How many of the lines below contain "جودة"? Answer with that number alone.

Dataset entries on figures
══════════
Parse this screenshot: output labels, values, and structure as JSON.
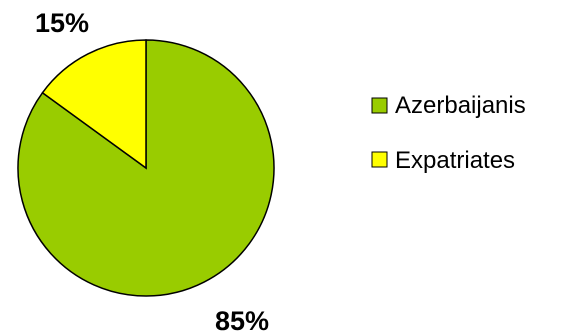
{
  "chart_data": {
    "type": "pie",
    "title": "",
    "slices": [
      {
        "label": "Azerbaijanis",
        "value": 85,
        "display": "85%",
        "color": "#99cc00"
      },
      {
        "label": "Expatriates",
        "value": 15,
        "display": "15%",
        "color": "#ffff00"
      }
    ],
    "legend_position": "right",
    "outline_color": "#000000"
  }
}
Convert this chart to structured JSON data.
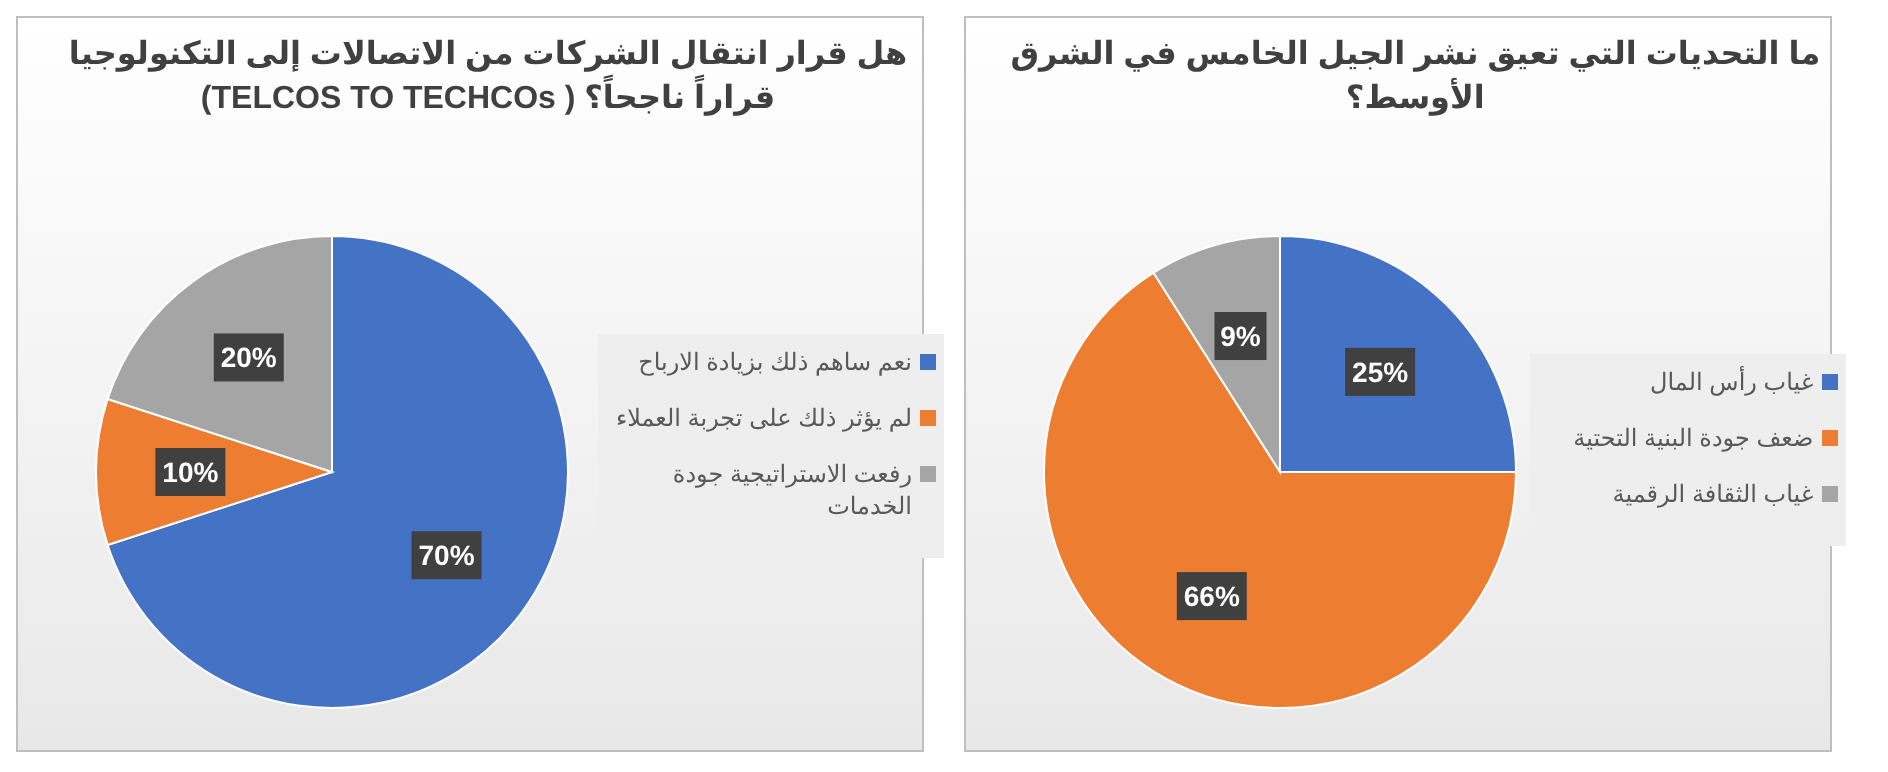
{
  "chart_data": [
    {
      "type": "pie",
      "title": "هل قرار انتقال الشركات من الاتصالات إلى التكنولوجيا قراراً ناجحاً؟ ( TELCOS TO TECHCOs)",
      "categories": [
        "نعم ساهم ذلك بزيادة الارباح",
        "لم يؤثر ذلك على تجربة العملاء",
        "رفعت الاستراتيجية جودة الخدمات"
      ],
      "values": [
        70,
        10,
        20
      ],
      "value_labels": [
        "70%",
        "10%",
        "20%"
      ],
      "colors": [
        "#4472c4",
        "#ed7d31",
        "#a5a5a5"
      ],
      "legend": "right"
    },
    {
      "type": "pie",
      "title": "ما التحديات التي تعيق نشر الجيل الخامس في الشرق الأوسط؟",
      "categories": [
        "غياب رأس المال",
        "ضعف جودة البنية التحتية",
        "غياب الثقافة الرقمية"
      ],
      "values": [
        25,
        66,
        9
      ],
      "value_labels": [
        "25%",
        "66%",
        "9%"
      ],
      "colors": [
        "#4472c4",
        "#ed7d31",
        "#a5a5a5"
      ],
      "legend": "right"
    }
  ]
}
══════════
◆ Exercise output ◆
2